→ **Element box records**

┏━━

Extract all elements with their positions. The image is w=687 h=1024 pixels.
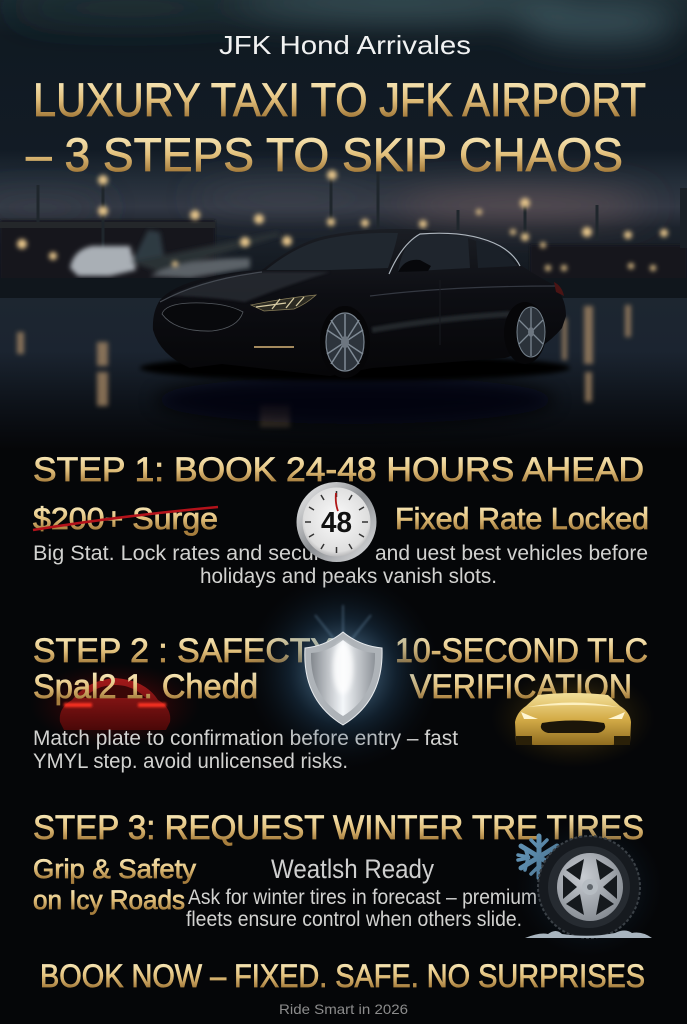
top label: JFK Hond Arrivales [219,30,471,60]
body highlights [160,272,262,302]
panel: step 3 [33,809,663,957]
spot check label: Spal2 1. Chedd [33,668,258,706]
step 2 heading left: STEP 2 : SAFECTY [33,632,333,670]
step 3 body text [186,886,537,931]
icon: 48-hour clock [296,482,376,562]
icon: black luxury sedan [140,229,570,381]
windows [266,233,398,270]
title [26,73,646,181]
step 1 body text: Big Stat. Lock rates and secure [33,542,333,565]
plane [70,230,280,278]
grip and safety label [33,854,196,915]
weather ready label: Weatlsh Ready [271,854,434,884]
icon: winter tire [515,817,663,957]
icon: glowing shield [245,574,441,770]
verification label: VERIFICATION [410,668,632,706]
step 3 body text: Ask for winter tires in forecast – premium [188,886,537,909]
surge price crossed out: $200+ Surge [33,501,218,536]
step 2 body text: Match plate to confirmation before entry – fast [33,727,458,750]
fixed rate label: Fixed Rate Locked [395,501,649,536]
hood sheen [170,272,330,302]
grip and safety label: Grip & Safety [33,854,196,884]
step 3 heading: STEP 3: REQUEST WINTER TRE TIRES [33,809,644,847]
icon: gold car [491,668,655,768]
hero photo: airport at dusk [0,0,687,450]
icon: snowflake [518,836,560,878]
step 1 body text [33,542,648,588]
panel: step 2 [30,574,655,773]
title: – 3 STEPS TO SKIP CHAOS [26,128,623,181]
rear wheel [504,302,546,364]
step 1 body text: and uest best vehicles before [375,542,648,565]
panel: step 1 [33,451,649,588]
step 1 heading: STEP 1: BOOK 24-48 HOURS AHEAD [33,451,644,489]
wet reflections [17,305,631,427]
step 2 body text [33,727,458,773]
step 3 body text: fleets ensure control when others slide. [186,908,522,931]
step 1 body text: holidays and peaks vanish slots. [200,565,497,588]
headlight [251,295,316,311]
footer tagline: Ride Smart in 2026 [279,1001,408,1017]
step 2 heading right: 10-SECOND TLC [395,632,648,670]
front wheel [320,306,370,378]
grip and safety label: on Icy Roads [33,885,185,915]
icon: red car [30,663,200,747]
icon: 48-hour clock: 48 [321,507,352,539]
step 2 body text: YMYL step. avoid unlicensed risks. [33,750,348,773]
rim cut-outs [563,859,617,915]
grille [162,303,243,331]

┗━━

→ **Requirement**
Copy all of the items above line for line without changing anything, and leave out the pictures.

→ **The response**
Extract all elements with their positions. The image is w=687 h=1024 pixels.
top label: JFK Hond Arrivales [219,30,471,60]
body highlights [160,272,262,302]
panel: step 3 [33,809,663,957]
spot check label: Spal2 1. Chedd [33,668,258,706]
step 2 heading left: STEP 2 : SAFECTY [33,632,333,670]
step 3 body text [186,886,537,931]
icon: 48-hour clock [296,482,376,562]
icon: black luxury sedan [140,229,570,381]
windows [266,233,398,270]
title [26,73,646,181]
step 1 body text: Big Stat. Lock rates and secure [33,542,333,565]
plane [70,230,280,278]
grip and safety label [33,854,196,915]
weather ready label: Weatlsh Ready [271,854,434,884]
icon: winter tire [515,817,663,957]
icon: glowing shield [245,574,441,770]
verification label: VERIFICATION [410,668,632,706]
step 3 body text: Ask for winter tires in forecast – premium [188,886,537,909]
surge price crossed out: $200+ Surge [33,501,218,536]
step 2 body text: Match plate to confirmation before entry – fast [33,727,458,750]
fixed rate label: Fixed Rate Locked [395,501,649,536]
hood sheen [170,272,330,302]
grip and safety label: Grip & Safety [33,854,196,884]
step 3 heading: STEP 3: REQUEST WINTER TRE TIRES [33,809,644,847]
icon: gold car [491,668,655,768]
hero photo: airport at dusk [0,0,687,450]
icon: snowflake [518,836,560,878]
step 1 body text [33,542,648,588]
panel: step 2 [30,574,655,773]
title: – 3 STEPS TO SKIP CHAOS [26,128,623,181]
rear wheel [504,302,546,364]
step 1 body text: and uest best vehicles before [375,542,648,565]
panel: step 1 [33,451,649,588]
step 1 heading: STEP 1: BOOK 24-48 HOURS AHEAD [33,451,644,489]
wet reflections [17,305,631,427]
step 2 body text [33,727,458,773]
step 3 body text: fleets ensure control when others slide. [186,908,522,931]
step 1 body text: holidays and peaks vanish slots. [200,565,497,588]
headlight [251,295,316,311]
footer tagline: Ride Smart in 2026 [279,1001,408,1017]
step 2 heading right: 10-SECOND TLC [395,632,648,670]
front wheel [320,306,370,378]
grip and safety label: on Icy Roads [33,885,185,915]
icon: red car [30,663,200,747]
icon: 48-hour clock: 48 [321,507,352,539]
step 2 body text: YMYL step. avoid unlicensed risks. [33,750,348,773]
rim cut-outs [563,859,617,915]
grille [162,303,243,331]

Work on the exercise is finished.